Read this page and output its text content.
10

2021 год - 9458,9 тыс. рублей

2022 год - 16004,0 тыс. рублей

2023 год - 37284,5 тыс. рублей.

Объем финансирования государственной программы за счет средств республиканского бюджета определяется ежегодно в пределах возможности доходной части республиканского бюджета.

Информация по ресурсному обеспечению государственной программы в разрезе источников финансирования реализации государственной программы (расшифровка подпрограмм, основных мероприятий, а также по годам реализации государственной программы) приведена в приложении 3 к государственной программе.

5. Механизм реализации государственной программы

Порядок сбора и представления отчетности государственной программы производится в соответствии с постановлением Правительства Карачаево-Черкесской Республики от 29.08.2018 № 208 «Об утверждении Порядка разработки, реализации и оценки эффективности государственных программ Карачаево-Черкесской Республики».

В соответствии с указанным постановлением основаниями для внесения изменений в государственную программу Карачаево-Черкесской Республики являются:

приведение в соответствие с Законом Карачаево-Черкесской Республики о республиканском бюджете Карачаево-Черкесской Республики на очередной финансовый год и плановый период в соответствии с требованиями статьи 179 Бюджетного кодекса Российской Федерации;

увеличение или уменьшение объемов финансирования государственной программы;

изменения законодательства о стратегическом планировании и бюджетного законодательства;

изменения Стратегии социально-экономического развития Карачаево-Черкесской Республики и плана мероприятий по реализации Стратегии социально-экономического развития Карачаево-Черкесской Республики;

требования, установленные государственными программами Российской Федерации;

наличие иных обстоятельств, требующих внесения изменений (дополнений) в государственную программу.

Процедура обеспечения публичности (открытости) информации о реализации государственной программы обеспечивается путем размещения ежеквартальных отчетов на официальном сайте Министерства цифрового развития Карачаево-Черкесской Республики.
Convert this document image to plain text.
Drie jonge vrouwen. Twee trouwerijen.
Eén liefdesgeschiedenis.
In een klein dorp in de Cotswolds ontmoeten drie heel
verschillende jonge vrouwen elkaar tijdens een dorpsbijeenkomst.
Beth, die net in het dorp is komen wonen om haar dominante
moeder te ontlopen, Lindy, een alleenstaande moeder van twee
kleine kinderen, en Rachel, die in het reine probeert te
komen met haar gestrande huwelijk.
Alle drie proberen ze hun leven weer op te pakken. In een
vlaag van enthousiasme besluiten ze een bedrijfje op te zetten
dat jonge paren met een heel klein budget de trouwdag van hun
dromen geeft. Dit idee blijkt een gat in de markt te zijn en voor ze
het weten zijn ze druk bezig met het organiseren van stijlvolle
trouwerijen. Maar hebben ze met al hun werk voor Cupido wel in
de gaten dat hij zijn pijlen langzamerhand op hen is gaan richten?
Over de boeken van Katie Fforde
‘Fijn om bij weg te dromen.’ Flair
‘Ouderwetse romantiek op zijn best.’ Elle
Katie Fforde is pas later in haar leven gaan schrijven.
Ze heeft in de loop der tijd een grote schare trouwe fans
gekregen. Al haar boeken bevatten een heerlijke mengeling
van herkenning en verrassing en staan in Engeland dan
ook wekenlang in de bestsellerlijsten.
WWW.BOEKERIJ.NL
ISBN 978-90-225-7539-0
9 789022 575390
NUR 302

________________________

#### WORK TO COMPLETE
Your task is to gather all lines from the entries above that hold the word "Черкесской".

#### TASK ANSWER
Порядок сбора и представления отчетности государственной программы производится в соответствии с постановлением Правительства Карачаево-Черкесской Республики от 29.08.2018 № 208 «Об утверждении Порядка разработки, реализации и оценки эффективности государственных программ Карачаево-Черкесской Республики».
В соответствии с указанным постановлением основаниями для внесения изменений в государственную программу Карачаево-Черкесской Республики являются:
приведение в соответствие с Законом Карачаево-Черкесской Республики о республиканском бюджете Карачаево-Черкесской Республики на очередной финансовый год и плановый период в соответствии с требованиями статьи 179 Бюджетного кодекса Российской Федерации;
изменения Стратегии социально-экономического развития Карачаево-Черкесской Республики и плана мероприятий по реализации Стратегии социально-экономического развития Карачаево-Черкесской Республики;
Процедура обеспечения публичности (открытости) информации о реализации государственной программы обеспечивается путем размещения ежеквартальных отчетов на официальном сайте Министерства цифрового развития Карачаево-Черкесской Республики.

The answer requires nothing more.